Page content records:
::::::
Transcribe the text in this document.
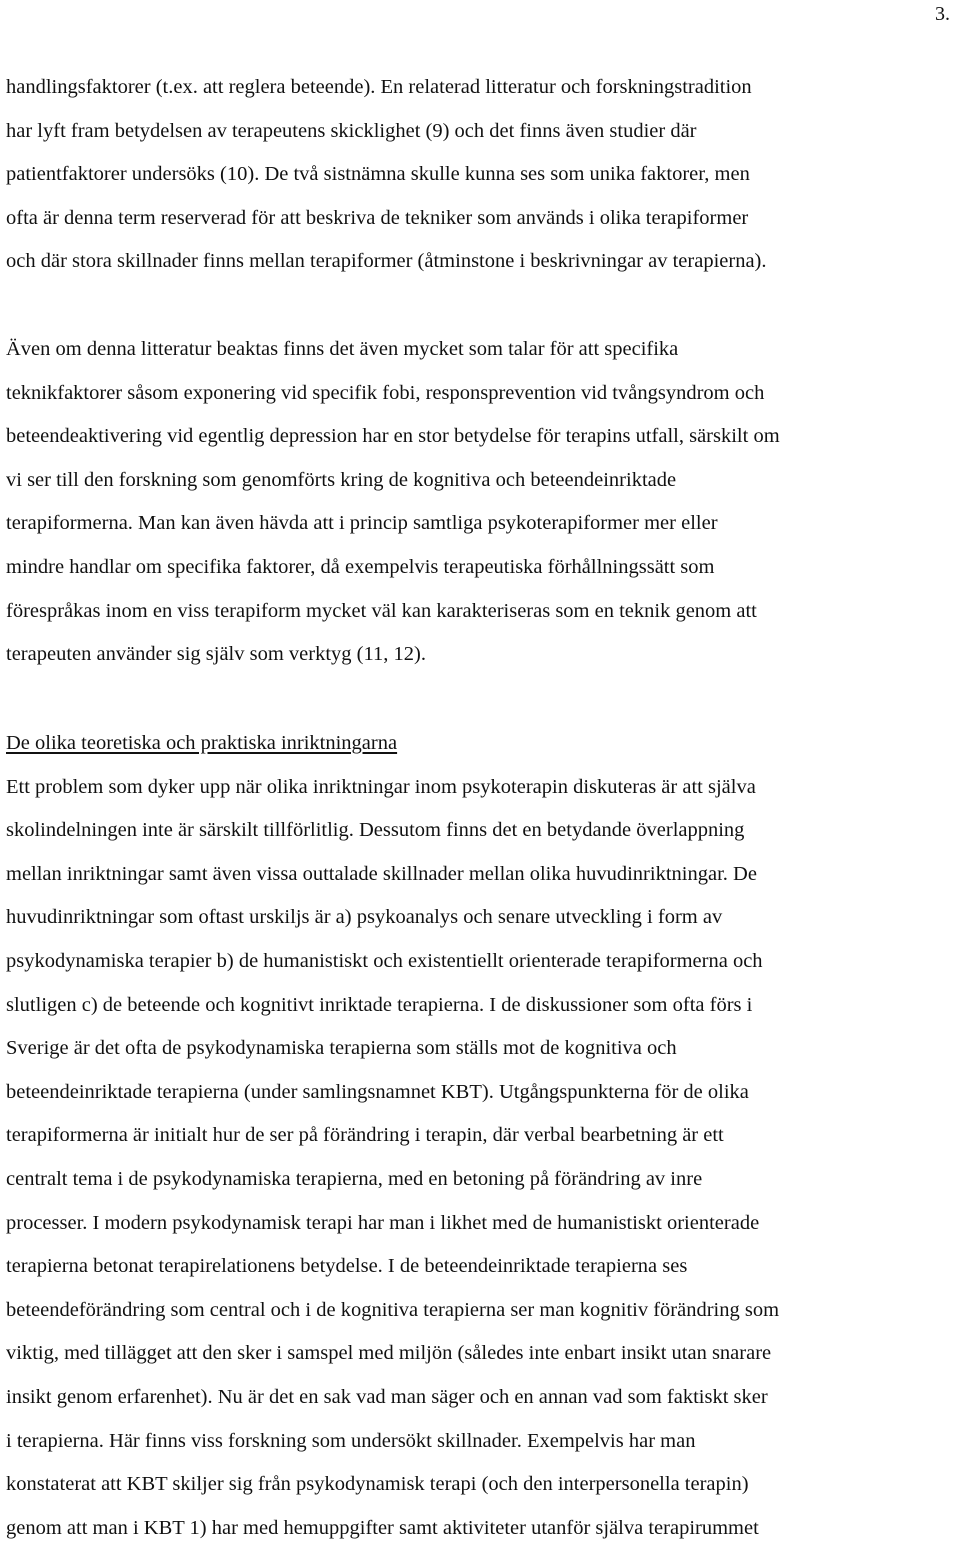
3.
handlingsfaktorer (t.ex. att reglera beteende). En relaterad litteratur och forskningstradition
har lyft fram betydelsen av terapeutens skicklighet (9) och det finns även studier där
patientfaktorer undersöks (10). De två sistnämna skulle kunna ses som unika faktorer, men
ofta är denna term reserverad för att beskriva de tekniker som används i olika terapiformer
och där stora skillnader finns mellan terapiformer (åtminstone i beskrivningar av terapierna).
Även om denna litteratur beaktas finns det även mycket som talar för att specifika
teknikfaktorer såsom exponering vid specifik fobi, responsprevention vid tvångsyndrom och
beteendeaktivering vid egentlig depression har en stor betydelse för terapins utfall, särskilt om
vi ser till den forskning som genomförts kring de kognitiva och beteendeinriktade
terapiformerna. Man kan även hävda att i princip samtliga psykoterapiformer mer eller
mindre handlar om specifika faktorer, då exempelvis terapeutiska förhållningssätt som
förespråkas inom en viss terapiform mycket väl kan karakteriseras som en teknik genom att
terapeuten använder sig själv som verktyg (11, 12).
De olika teoretiska och praktiska inriktningarna
Ett problem som dyker upp när olika inriktningar inom psykoterapin diskuteras är att själva
skolindelningen inte är särskilt tillförlitlig. Dessutom finns det en betydande överlappning
mellan inriktningar samt även vissa outtalade skillnader mellan olika huvudinriktningar. De
huvudinriktningar som oftast urskiljs är a) psykoanalys och senare utveckling i form av
psykodynamiska terapier b) de humanistiskt och existentiellt orienterade terapiformerna och
slutligen c) de beteende och kognitivt inriktade terapierna. I de diskussioner som ofta förs i
Sverige är det ofta de psykodynamiska terapierna som ställs mot de kognitiva och
beteendeinriktade terapierna (under samlingsnamnet KBT). Utgångspunkterna för de olika
terapiformerna är initialt hur de ser på förändring i terapin, där verbal bearbetning är ett
centralt tema i de psykodynamiska terapierna, med en betoning på förändring av inre
processer. I modern psykodynamisk terapi har man i likhet med de humanistiskt orienterade
terapierna betonat terapirelationens betydelse. I de beteendeinriktade terapierna ses
beteendeförändring som central och i de kognitiva terapierna ser man kognitiv förändring som
viktig, med tillägget att den sker i samspel med miljön (således inte enbart insikt utan snarare
insikt genom erfarenhet). Nu är det en sak vad man säger och en annan vad som faktiskt sker
i terapierna. Här finns viss forskning som undersökt skillnader. Exempelvis har man
konstaterat att KBT skiljer sig från psykodynamisk terapi (och den interpersonella terapin)
genom att man i KBT 1) har med hemuppgifter samt aktiviteter utanför själva terapirummet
::::::
• What the task asks: Reproduce the records in full, exactly as they appear, and show none of the pictures.

• Task answer:
Transcribe the text in this document.
3.
handlingsfaktorer (t.ex. att reglera beteende). En relaterad litteratur och forskningstradition
har lyft fram betydelsen av terapeutens skicklighet (9) och det finns även studier där
patientfaktorer undersöks (10). De två sistnämna skulle kunna ses som unika faktorer, men
ofta är denna term reserverad för att beskriva de tekniker som används i olika terapiformer
och där stora skillnader finns mellan terapiformer (åtminstone i beskrivningar av terapierna).
Även om denna litteratur beaktas finns det även mycket som talar för att specifika
teknikfaktorer såsom exponering vid specifik fobi, responsprevention vid tvångsyndrom och
beteendeaktivering vid egentlig depression har en stor betydelse för terapins utfall, särskilt om
vi ser till den forskning som genomförts kring de kognitiva och beteendeinriktade
terapiformerna. Man kan även hävda att i princip samtliga psykoterapiformer mer eller
mindre handlar om specifika faktorer, då exempelvis terapeutiska förhållningssätt som
förespråkas inom en viss terapiform mycket väl kan karakteriseras som en teknik genom att
terapeuten använder sig själv som verktyg (11, 12).
De olika teoretiska och praktiska inriktningarna
Ett problem som dyker upp när olika inriktningar inom psykoterapin diskuteras är att själva
skolindelningen inte är särskilt tillförlitlig. Dessutom finns det en betydande överlappning
mellan inriktningar samt även vissa outtalade skillnader mellan olika huvudinriktningar. De
huvudinriktningar som oftast urskiljs är a) psykoanalys och senare utveckling i form av
psykodynamiska terapier b) de humanistiskt och existentiellt orienterade terapiformerna och
slutligen c) de beteende och kognitivt inriktade terapierna. I de diskussioner som ofta förs i
Sverige är det ofta de psykodynamiska terapierna som ställs mot de kognitiva och
beteendeinriktade terapierna (under samlingsnamnet KBT). Utgångspunkterna för de olika
terapiformerna är initialt hur de ser på förändring i terapin, där verbal bearbetning är ett
centralt tema i de psykodynamiska terapierna, med en betoning på förändring av inre
processer. I modern psykodynamisk terapi har man i likhet med de humanistiskt orienterade
terapierna betonat terapirelationens betydelse. I de beteendeinriktade terapierna ses
beteendeförändring som central och i de kognitiva terapierna ser man kognitiv förändring som
viktig, med tillägget att den sker i samspel med miljön (således inte enbart insikt utan snarare
insikt genom erfarenhet). Nu är det en sak vad man säger och en annan vad som faktiskt sker
i terapierna. Här finns viss forskning som undersökt skillnader. Exempelvis har man
konstaterat att KBT skiljer sig från psykodynamisk terapi (och den interpersonella terapin)
genom att man i KBT 1) har med hemuppgifter samt aktiviteter utanför själva terapirummet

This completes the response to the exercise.